Consegna scritta A
Trasforma in un elenco puntato il paragrafo del testo proposto che inizia con «Se oggi è possibile eseguire». Conserva i fatti principali.

Testo proposto
● ● ● ● ●
Nella tracklist del CD Urania Records sono comprese tre Fughe, di cui la terza si eleva dalla superficie del tutto scolastica, ma essenziale per lo studio e lo sviluppo della pratica contrappuntistica. Come spiega nelle note di accompagnamento il compianto Ettore Napoli, questo trittico è stato pubblicato per la prima volta nel 1988 da Pietro Spada sulla base di manoscritti giacenti presso l’Istituto Musicale Boccherini di Lucca, fonte assolutamente irrinunciabile e basilare di tutti i primi lavori pucciniani. Sulla stessa linea squisitamente didattica si presentano poi i tre Minuetti, sui quali primeggia per inventiva e sagacità di scrittura il terzo, il cui ascolto permette di apprezzare, però, la fase già germogliante della struttura melodica in Puccini, così fondamentale una volta in cui verrà poi implementata nella solida acquisizione armonica.

Prima pagina del manoscritto autografo della Fuga a 4 voci di Giacomo Puccini, risalente tra la fine del 1881 e il giugno del 1882

Se oggi è possibile eseguire e registrare il Quartetto in re maggiore, lo si deve al musicologo tedesco Dieter Schickling, scomparso lo scorso anno, uno dei maggiori studiosi dell’opera pucciniana, il quale nel corso del tempo è riuscito a ricostruire la partitura del lavoro in questione. Questo perché solo il primo tempo ci è giunto integro e scritto da Puccini stesso non in partitura, ma solo nelle quattro parti; gli altri tre tempi sono stati ritrovati nel corso dei decenni, seguendo le tracce di quello che l’autore aveva battezzato Quartetto in re. La prima notizia relativa a questo quartetto proviene da una lettera del musicista alla madre datata 11 marzo 1881: «Stasera ci ho da studiare per domani che ho la lezione di Bazzini e devo fare un quartetto d’archi», come riportato dal breve saggio che Schickling ha dedicato alle composizioni per quartetto d’archi di Giacomo Puccini. Da ciò si deve desumere che questo lavoro cameristico ebbe un’origine didattica, come si può evincere fin da un primo ascolto, tenuto conto della sua verve puramente accademica, anche se non mancano brillanti soluzioni melodiche e felici applicazioni armoniche.
● ● ● ● ●
Record forniti
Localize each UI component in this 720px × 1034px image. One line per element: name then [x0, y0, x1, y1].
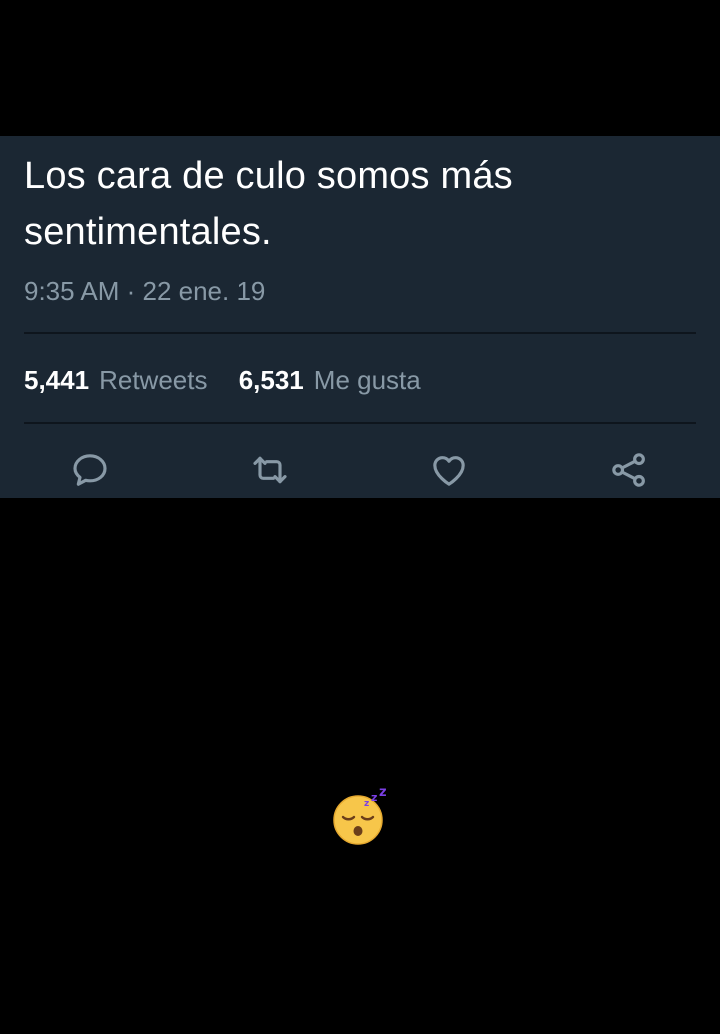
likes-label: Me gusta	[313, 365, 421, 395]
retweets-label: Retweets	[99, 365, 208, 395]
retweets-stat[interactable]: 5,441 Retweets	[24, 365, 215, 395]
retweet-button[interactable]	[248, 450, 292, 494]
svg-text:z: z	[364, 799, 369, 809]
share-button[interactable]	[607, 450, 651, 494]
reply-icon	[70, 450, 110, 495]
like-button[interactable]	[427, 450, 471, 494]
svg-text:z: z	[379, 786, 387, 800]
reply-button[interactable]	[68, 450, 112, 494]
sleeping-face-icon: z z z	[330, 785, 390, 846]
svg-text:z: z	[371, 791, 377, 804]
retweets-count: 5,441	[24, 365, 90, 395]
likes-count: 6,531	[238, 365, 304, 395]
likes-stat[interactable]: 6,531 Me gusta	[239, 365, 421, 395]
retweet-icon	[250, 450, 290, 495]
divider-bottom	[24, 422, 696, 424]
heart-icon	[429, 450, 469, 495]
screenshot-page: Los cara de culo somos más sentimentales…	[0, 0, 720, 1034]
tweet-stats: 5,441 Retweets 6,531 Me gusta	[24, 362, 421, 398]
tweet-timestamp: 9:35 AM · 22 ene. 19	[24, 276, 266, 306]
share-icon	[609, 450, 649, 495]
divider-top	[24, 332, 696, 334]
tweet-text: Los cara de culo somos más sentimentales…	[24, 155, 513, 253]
● ● ● ● ●
Consegna scritta B
Disponi le righe dei record in una tabella Markdown con due colonne, «Numero» e «Riga». Nella prima colonna metti il numero progressivo, nella seconda il testo della riga, saltando le righe vuote e lasciando fuori le immagini.

Svolgimento A
- Il Quartetto in re maggiore si può eseguire e registrare grazie al musicologo tedesco Dieter Schickling. Schickling, scomparso lo scorso anno, è stato uno dei maggiori studiosi dell'opera pucciniana e ha ricostruito la partitura del lavoro.
- Solo il primo tempo è giunto integro. Puccini lo scrisse non in partitura, ma nelle quattro parti.
- Gli altri tre tempi sono stati ritrovati nel corso dei decenni seguendo le tracce di quello che l'autore chiamava Quartetto in re.
- La prima notizia del quartetto viene da una lettera di Puccini alla madre datata 11 marzo 1881. Nella lettera Puccini scrive di dover fare un quartetto d'archi per la lezione di Bazzini.
- Il lavoro ebbe quindi un'origine didattica e ha una verve accademica. Non mancano però brillanti soluzioni melodiche e felici applicazioni armoniche.

Svolgimento B
| Numero | Riga |
|---|---|
| 1 | Localize each UI component in this 720px × 1034px image. One line per element: name then [x0, y0, x1, y1]. |
| 2 | likes-label: Me gusta	[313, 365, 421, 395] |
| 3 | retweets-label: Retweets	[99, 365, 208, 395] |
| 4 | retweets-stat[interactable]: 5,441 Retweets	[24, 365, 215, 395] |
| 5 | retweet-button[interactable]	[248, 450, 292, 494] |
| 6 | svg-text:z: z	[364, 799, 369, 809] |
| 7 | share-button[interactable]	[607, 450, 651, 494] |
| 8 | reply-icon	[70, 450, 110, 495] |
| 9 | like-button[interactable]	[427, 450, 471, 494] |
| 10 | svg-text:z: z	[379, 786, 387, 800] |
| 11 | reply-button[interactable]	[68, 450, 112, 494] |
| 12 | sleeping-face-icon: z z z	[330, 785, 390, 846] |
| 13 | svg-text:z: z	[371, 791, 377, 804] |
| 14 | retweets-count: 5,441	[24, 365, 90, 395] |
| 15 | likes-count: 6,531	[238, 365, 304, 395] |
| 16 | likes-stat[interactable]: 6,531 Me gusta	[239, 365, 421, 395] |
| 17 | retweet-icon	[250, 450, 290, 495] |
| 18 | divider-bottom	[24, 422, 696, 424] |
| 19 | heart-icon	[429, 450, 469, 495] |
| 20 | screenshot-page: Los cara de culo somos más sentimentales…	[0, 0, 720, 1034] |
| 21 | tweet-stats: 5,441 Retweets 6,531 Me gusta	[24, 362, 421, 398] |
| 22 | tweet-timestamp: 9:35 AM · 22 ene. 19	[24, 276, 266, 306] |
| 23 | share-icon	[609, 450, 649, 495] |
| 24 | divider-top	[24, 332, 696, 334] |
| 25 | tweet-text: Los cara de culo somos más sentimentales…	[24, 155, 513, 253] |